_Data entries_
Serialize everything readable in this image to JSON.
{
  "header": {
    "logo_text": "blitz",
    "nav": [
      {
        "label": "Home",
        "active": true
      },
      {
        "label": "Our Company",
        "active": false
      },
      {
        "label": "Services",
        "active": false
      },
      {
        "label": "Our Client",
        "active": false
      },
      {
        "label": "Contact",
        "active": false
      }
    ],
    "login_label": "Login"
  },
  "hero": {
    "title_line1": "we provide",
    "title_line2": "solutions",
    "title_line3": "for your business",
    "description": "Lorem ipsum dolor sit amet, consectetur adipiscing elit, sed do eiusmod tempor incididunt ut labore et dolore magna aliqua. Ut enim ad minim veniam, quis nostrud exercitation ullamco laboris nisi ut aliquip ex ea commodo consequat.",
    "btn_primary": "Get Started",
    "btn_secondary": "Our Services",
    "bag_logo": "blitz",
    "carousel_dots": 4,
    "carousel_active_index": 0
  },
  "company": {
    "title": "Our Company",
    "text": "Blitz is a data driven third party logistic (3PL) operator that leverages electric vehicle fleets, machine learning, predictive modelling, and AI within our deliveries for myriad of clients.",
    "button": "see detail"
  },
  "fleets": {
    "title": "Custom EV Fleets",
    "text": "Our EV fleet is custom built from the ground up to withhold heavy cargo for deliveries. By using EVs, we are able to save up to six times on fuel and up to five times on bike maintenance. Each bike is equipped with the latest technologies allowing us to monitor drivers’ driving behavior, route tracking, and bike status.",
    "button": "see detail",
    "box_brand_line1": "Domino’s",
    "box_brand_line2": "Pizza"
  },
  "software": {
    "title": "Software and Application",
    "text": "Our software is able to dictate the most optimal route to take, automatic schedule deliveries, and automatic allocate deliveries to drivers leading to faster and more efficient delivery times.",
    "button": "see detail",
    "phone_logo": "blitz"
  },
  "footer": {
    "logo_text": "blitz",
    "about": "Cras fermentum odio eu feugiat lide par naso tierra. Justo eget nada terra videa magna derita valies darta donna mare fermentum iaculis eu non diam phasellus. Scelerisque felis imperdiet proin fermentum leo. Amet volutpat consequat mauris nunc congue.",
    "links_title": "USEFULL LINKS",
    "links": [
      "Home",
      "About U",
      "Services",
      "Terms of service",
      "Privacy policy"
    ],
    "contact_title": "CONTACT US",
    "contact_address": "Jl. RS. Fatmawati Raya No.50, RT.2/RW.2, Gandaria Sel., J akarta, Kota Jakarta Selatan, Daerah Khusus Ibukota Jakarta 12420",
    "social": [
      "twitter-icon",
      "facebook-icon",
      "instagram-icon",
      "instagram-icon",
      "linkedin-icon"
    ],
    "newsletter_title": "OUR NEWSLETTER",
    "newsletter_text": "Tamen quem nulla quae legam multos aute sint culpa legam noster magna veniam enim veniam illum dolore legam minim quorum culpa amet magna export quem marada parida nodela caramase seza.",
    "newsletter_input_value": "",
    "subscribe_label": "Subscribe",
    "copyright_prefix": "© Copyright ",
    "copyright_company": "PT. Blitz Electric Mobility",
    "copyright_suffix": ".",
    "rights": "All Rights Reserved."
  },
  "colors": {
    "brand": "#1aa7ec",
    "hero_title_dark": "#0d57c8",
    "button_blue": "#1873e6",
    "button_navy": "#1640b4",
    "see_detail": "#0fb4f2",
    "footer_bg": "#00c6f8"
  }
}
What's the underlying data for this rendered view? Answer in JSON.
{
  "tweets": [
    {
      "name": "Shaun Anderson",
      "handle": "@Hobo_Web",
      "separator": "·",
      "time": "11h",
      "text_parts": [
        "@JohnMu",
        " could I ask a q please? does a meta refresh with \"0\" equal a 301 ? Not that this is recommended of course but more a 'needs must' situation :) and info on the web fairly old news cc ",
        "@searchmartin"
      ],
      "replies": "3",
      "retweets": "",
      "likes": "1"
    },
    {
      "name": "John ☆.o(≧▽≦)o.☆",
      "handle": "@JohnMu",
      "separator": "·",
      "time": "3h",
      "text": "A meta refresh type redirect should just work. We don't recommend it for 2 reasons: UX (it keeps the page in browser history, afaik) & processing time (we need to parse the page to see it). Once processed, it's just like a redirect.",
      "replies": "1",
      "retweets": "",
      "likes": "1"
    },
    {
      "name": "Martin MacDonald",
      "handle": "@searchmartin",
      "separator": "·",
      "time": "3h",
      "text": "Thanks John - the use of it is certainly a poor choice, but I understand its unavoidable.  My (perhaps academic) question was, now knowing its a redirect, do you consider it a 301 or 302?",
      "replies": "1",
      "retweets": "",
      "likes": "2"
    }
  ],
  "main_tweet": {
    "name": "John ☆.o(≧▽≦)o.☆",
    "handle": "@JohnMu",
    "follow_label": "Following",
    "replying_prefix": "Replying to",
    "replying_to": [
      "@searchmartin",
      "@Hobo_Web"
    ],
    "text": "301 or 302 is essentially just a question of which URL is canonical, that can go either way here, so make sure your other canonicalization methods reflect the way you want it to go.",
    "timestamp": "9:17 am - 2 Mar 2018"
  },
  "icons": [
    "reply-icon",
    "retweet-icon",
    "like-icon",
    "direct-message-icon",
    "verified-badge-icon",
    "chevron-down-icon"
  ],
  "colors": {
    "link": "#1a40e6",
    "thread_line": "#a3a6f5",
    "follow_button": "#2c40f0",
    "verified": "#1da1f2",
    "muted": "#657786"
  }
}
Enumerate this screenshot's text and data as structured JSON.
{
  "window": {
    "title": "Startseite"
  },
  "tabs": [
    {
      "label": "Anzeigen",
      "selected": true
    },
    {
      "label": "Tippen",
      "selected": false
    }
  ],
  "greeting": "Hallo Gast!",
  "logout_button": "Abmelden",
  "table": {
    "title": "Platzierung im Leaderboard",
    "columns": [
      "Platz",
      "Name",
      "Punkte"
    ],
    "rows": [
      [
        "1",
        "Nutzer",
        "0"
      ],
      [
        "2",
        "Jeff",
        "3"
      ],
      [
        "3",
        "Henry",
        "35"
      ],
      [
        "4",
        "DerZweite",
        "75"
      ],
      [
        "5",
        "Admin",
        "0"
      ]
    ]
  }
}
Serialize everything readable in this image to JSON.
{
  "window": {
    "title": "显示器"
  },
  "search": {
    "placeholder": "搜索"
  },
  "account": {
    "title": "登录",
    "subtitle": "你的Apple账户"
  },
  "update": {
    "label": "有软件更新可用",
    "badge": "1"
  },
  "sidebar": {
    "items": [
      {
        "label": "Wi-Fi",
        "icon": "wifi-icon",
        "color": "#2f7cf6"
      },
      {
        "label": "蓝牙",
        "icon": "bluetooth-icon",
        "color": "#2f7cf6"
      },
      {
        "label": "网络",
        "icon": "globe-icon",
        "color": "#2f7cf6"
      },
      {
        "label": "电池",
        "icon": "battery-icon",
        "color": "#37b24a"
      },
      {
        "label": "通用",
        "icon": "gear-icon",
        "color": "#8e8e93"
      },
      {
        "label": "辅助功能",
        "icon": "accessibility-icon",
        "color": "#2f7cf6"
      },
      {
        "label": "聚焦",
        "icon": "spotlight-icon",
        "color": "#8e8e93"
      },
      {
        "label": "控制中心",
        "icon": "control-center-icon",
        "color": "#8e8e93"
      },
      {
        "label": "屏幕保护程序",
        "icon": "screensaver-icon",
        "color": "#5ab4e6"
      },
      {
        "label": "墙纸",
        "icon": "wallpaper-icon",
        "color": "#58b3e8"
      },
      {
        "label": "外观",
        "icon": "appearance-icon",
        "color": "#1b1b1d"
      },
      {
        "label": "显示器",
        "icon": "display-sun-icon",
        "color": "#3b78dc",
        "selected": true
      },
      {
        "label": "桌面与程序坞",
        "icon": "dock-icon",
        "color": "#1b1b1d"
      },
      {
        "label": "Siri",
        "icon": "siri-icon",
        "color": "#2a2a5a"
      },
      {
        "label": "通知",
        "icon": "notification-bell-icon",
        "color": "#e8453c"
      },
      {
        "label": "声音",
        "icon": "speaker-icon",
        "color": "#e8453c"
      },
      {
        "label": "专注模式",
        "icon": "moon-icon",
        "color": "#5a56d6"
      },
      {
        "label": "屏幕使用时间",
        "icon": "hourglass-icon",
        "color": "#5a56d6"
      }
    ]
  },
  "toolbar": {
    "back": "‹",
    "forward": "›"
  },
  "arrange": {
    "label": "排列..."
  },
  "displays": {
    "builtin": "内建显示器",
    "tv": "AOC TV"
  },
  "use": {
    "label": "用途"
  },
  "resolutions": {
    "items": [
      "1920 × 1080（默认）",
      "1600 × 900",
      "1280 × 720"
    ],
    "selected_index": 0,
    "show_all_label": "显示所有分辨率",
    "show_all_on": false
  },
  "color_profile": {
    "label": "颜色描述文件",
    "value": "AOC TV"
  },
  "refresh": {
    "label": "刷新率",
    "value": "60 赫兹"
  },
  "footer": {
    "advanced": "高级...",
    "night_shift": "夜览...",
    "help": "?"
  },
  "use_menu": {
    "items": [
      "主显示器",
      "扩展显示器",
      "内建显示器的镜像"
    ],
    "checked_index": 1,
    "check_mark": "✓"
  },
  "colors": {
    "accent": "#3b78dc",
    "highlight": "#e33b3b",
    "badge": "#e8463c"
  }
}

_Short task_
Copy out all lines that carry the word "meta".

_Correct output_
        " could I ask a q please? does a meta refresh with \"0\" equal a 301 ? Not that this is recommended of course but more a 'needs must' situation :) and info on the web fairly old news cc ",
      "text": "A meta refresh type redirect should just work. We don't recommend it for 2 reasons: UX (it keeps the page in browser history, afaik) & processing time (we need to parse the page to see it). Once processed, it's just like a redirect.",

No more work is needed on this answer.